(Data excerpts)

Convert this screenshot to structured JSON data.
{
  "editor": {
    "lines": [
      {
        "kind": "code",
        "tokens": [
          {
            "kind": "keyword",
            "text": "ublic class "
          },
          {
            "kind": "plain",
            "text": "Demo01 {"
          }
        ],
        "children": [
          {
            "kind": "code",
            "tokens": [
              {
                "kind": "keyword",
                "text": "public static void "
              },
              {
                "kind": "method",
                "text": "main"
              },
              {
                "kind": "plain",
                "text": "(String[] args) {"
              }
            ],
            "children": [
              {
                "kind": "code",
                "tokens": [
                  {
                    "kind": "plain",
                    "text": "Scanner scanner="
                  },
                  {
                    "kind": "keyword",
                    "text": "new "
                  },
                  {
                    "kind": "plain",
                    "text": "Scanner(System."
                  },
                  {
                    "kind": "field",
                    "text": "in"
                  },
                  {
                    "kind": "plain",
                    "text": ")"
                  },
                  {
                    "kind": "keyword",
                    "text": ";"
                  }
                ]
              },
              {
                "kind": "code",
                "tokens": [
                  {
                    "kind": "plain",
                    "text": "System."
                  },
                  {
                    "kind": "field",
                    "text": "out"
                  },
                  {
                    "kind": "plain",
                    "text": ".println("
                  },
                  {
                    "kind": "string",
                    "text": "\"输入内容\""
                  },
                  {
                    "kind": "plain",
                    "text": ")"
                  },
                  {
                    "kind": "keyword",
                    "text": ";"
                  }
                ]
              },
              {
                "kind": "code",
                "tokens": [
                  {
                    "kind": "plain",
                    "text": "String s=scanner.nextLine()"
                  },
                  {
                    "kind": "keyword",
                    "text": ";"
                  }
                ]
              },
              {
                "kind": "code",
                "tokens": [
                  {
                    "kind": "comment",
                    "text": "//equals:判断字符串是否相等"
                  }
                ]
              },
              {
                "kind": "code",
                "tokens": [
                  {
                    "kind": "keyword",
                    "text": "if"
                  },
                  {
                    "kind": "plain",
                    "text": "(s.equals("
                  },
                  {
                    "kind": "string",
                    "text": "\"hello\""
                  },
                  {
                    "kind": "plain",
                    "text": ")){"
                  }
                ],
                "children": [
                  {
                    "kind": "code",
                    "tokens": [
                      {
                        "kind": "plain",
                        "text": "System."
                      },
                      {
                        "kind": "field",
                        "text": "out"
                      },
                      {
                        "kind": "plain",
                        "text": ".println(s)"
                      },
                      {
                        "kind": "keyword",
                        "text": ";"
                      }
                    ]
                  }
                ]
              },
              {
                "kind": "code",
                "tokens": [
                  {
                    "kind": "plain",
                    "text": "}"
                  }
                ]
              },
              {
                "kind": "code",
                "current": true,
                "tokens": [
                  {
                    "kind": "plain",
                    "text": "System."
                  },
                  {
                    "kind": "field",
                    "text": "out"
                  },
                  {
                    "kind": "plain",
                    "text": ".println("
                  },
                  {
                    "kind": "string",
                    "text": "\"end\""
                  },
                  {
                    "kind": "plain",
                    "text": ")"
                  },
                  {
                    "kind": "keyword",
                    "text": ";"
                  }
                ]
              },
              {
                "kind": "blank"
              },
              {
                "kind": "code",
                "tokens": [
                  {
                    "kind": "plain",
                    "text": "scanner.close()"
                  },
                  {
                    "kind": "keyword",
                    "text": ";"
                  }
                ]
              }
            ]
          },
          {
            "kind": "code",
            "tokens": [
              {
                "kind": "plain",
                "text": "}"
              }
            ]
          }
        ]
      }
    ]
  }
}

§ Task to complete: Return the material in full, exactly as shown.

§ Reply:
Convert this screenshot to structured JSON data.
{
  "editor": {
    "lines": [
      {
        "kind": "code",
        "tokens": [
          {
            "kind": "keyword",
            "text": "ublic class "
          },
          {
            "kind": "plain",
            "text": "Demo01 {"
          }
        ],
        "children": [
          {
            "kind": "code",
            "tokens": [
              {
                "kind": "keyword",
                "text": "public static void "
              },
              {
                "kind": "method",
                "text": "main"
              },
              {
                "kind": "plain",
                "text": "(String[] args) {"
              }
            ],
            "children": [
              {
                "kind": "code",
                "tokens": [
                  {
                    "kind": "plain",
                    "text": "Scanner scanner="
                  },
                  {
                    "kind": "keyword",
                    "text": "new "
                  },
                  {
                    "kind": "plain",
                    "text": "Scanner(System."
                  },
                  {
                    "kind": "field",
                    "text": "in"
                  },
                  {
                    "kind": "plain",
                    "text": ")"
                  },
                  {
                    "kind": "keyword",
                    "text": ";"
                  }
                ]
              },
              {
                "kind": "code",
                "tokens": [
                  {
                    "kind": "plain",
                    "text": "System."
                  },
                  {
                    "kind": "field",
                    "text": "out"
                  },
                  {
                    "kind": "plain",
                    "text": ".println("
                  },
                  {
                    "kind": "string",
                    "text": "\"输入内容\""
                  },
                  {
                    "kind": "plain",
                    "text": ")"
                  },
                  {
                    "kind": "keyword",
                    "text": ";"
                  }
                ]
              },
              {
                "kind": "code",
                "tokens": [
                  {
                    "kind": "plain",
                    "text": "String s=scanner.nextLine()"
                  },
                  {
                    "kind": "keyword",
                    "text": ";"
                  }
                ]
              },
              {
                "kind": "code",
                "tokens": [
                  {
                    "kind": "comment",
                    "text": "//equals:判断字符串是否相等"
                  }
                ]
              },
              {
                "kind": "code",
                "tokens": [
                  {
                    "kind": "keyword",
                    "text": "if"
                  },
                  {
                    "kind": "plain",
                    "text": "(s.equals("
                  },
                  {
                    "kind": "string",
                    "text": "\"hello\""
                  },
                  {
                    "kind": "plain",
                    "text": ")){"
                  }
                ],
                "children": [
                  {
                    "kind": "code",
                    "tokens": [
                      {
                        "kind": "plain",
                        "text": "System."
                      },
                      {
                        "kind": "field",
                        "text": "out"
                      },
                      {
                        "kind": "plain",
                        "text": ".println(s)"
                      },
                      {
                        "kind": "keyword",
                        "text": ";"
                      }
                    ]
                  }
                ]
              },
              {
                "kind": "code",
                "tokens": [
                  {
                    "kind": "plain",
                    "text": "}"
                  }
                ]
              },
              {
                "kind": "code",
                "current": true,
                "tokens": [
                  {
                    "kind": "plain",
                    "text": "System."
                  },
                  {
                    "kind": "field",
                    "text": "out"
                  },
                  {
                    "kind": "plain",
                    "text": ".println("
                  },
                  {
                    "kind": "string",
                    "text": "\"end\""
                  },
                  {
                    "kind": "plain",
                    "text": ")"
                  },
                  {
                    "kind": "keyword",
                    "text": ";"
                  }
                ]
              },
              {
                "kind": "blank"
              },
              {
                "kind": "code",
                "tokens": [
                  {
                    "kind": "plain",
                    "text": "scanner.close()"
                  },
                  {
                    "kind": "keyword",
                    "text": ";"
                  }
                ]
              }
            ]
          },
          {
            "kind": "code",
            "tokens": [
              {
                "kind": "plain",
                "text": "}"
              }
            ]
          }
        ]
      }
    ]
  }
}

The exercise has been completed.